WHAT THE TASK REQUIRES:
All the data below goes into the copy word for word, but the pictures don't.

** begin DATA ROWS **

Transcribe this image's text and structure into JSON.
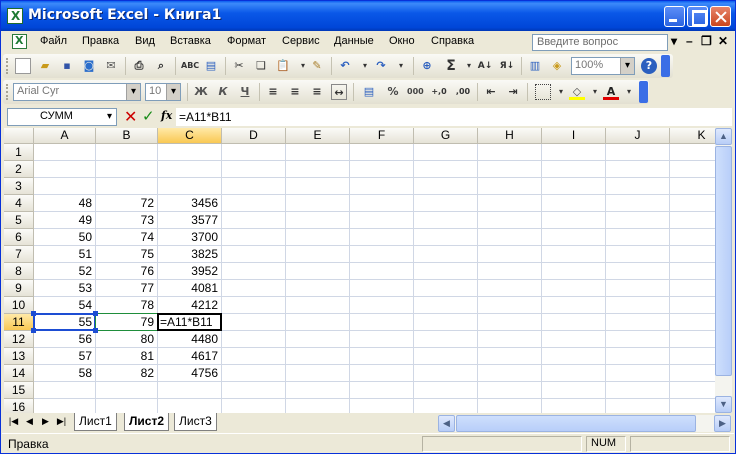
{
  "window": {
    "title": "Microsoft Excel - Книга1"
  },
  "menu": {
    "items": [
      "Файл",
      "Правка",
      "Вид",
      "Вставка",
      "Формат",
      "Сервис",
      "Данные",
      "Окно",
      "Справка"
    ],
    "help_placeholder": "Введите вопрос"
  },
  "toolbar": {
    "zoom": "100%",
    "font_name": "Arial Cyr",
    "font_size": "10",
    "bold_label": "Ж",
    "italic_label": "К",
    "underline_label": "Ч",
    "percent_label": "%",
    "thousands_label": "000"
  },
  "formula_bar": {
    "name_box": "СУММ",
    "formula": "=A11*B11"
  },
  "grid": {
    "columns": [
      "A",
      "B",
      "C",
      "D",
      "E",
      "F",
      "G",
      "H",
      "I",
      "J",
      "K"
    ],
    "rows": [
      "1",
      "2",
      "3",
      "4",
      "5",
      "6",
      "7",
      "8",
      "9",
      "10",
      "11",
      "12",
      "13",
      "14",
      "15",
      "16"
    ],
    "data": [
      {
        "row": 4,
        "a": "48",
        "b": "72",
        "c": "3456"
      },
      {
        "row": 5,
        "a": "49",
        "b": "73",
        "c": "3577"
      },
      {
        "row": 6,
        "a": "50",
        "b": "74",
        "c": "3700"
      },
      {
        "row": 7,
        "a": "51",
        "b": "75",
        "c": "3825"
      },
      {
        "row": 8,
        "a": "52",
        "b": "76",
        "c": "3952"
      },
      {
        "row": 9,
        "a": "53",
        "b": "77",
        "c": "4081"
      },
      {
        "row": 10,
        "a": "54",
        "b": "78",
        "c": "4212"
      },
      {
        "row": 11,
        "a": "55",
        "b": "79",
        "c": "=A11*B11"
      },
      {
        "row": 12,
        "a": "56",
        "b": "80",
        "c": "4480"
      },
      {
        "row": 13,
        "a": "57",
        "b": "81",
        "c": "4617"
      },
      {
        "row": 14,
        "a": "58",
        "b": "82",
        "c": "4756"
      }
    ],
    "selected_column": "C",
    "selected_row": "11"
  },
  "sheets": [
    "Лист1",
    "Лист2",
    "Лист3"
  ],
  "active_sheet": "Лист2",
  "status": {
    "mode": "Правка",
    "num": "NUM"
  },
  "colors": {
    "title_bar": "#0a58e8",
    "selection": "#1d4dd3",
    "reference": "#1f8e3b"
  }
}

** end DATA ROWS **

SOLVED PROBLEM:
Transcribe this image's text and structure into JSON.
{
  "window": {
    "title": "Microsoft Excel - Книга1"
  },
  "menu": {
    "items": [
      "Файл",
      "Правка",
      "Вид",
      "Вставка",
      "Формат",
      "Сервис",
      "Данные",
      "Окно",
      "Справка"
    ],
    "help_placeholder": "Введите вопрос"
  },
  "toolbar": {
    "zoom": "100%",
    "font_name": "Arial Cyr",
    "font_size": "10",
    "bold_label": "Ж",
    "italic_label": "К",
    "underline_label": "Ч",
    "percent_label": "%",
    "thousands_label": "000"
  },
  "formula_bar": {
    "name_box": "СУММ",
    "formula": "=A11*B11"
  },
  "grid": {
    "columns": [
      "A",
      "B",
      "C",
      "D",
      "E",
      "F",
      "G",
      "H",
      "I",
      "J",
      "K"
    ],
    "rows": [
      "1",
      "2",
      "3",
      "4",
      "5",
      "6",
      "7",
      "8",
      "9",
      "10",
      "11",
      "12",
      "13",
      "14",
      "15",
      "16"
    ],
    "data": [
      {
        "row": 4,
        "a": "48",
        "b": "72",
        "c": "3456"
      },
      {
        "row": 5,
        "a": "49",
        "b": "73",
        "c": "3577"
      },
      {
        "row": 6,
        "a": "50",
        "b": "74",
        "c": "3700"
      },
      {
        "row": 7,
        "a": "51",
        "b": "75",
        "c": "3825"
      },
      {
        "row": 8,
        "a": "52",
        "b": "76",
        "c": "3952"
      },
      {
        "row": 9,
        "a": "53",
        "b": "77",
        "c": "4081"
      },
      {
        "row": 10,
        "a": "54",
        "b": "78",
        "c": "4212"
      },
      {
        "row": 11,
        "a": "55",
        "b": "79",
        "c": "=A11*B11"
      },
      {
        "row": 12,
        "a": "56",
        "b": "80",
        "c": "4480"
      },
      {
        "row": 13,
        "a": "57",
        "b": "81",
        "c": "4617"
      },
      {
        "row": 14,
        "a": "58",
        "b": "82",
        "c": "4756"
      }
    ],
    "selected_column": "C",
    "selected_row": "11"
  },
  "sheets": [
    "Лист1",
    "Лист2",
    "Лист3"
  ],
  "active_sheet": "Лист2",
  "status": {
    "mode": "Правка",
    "num": "NUM"
  },
  "colors": {
    "title_bar": "#0a58e8",
    "selection": "#1d4dd3",
    "reference": "#1f8e3b"
  }
}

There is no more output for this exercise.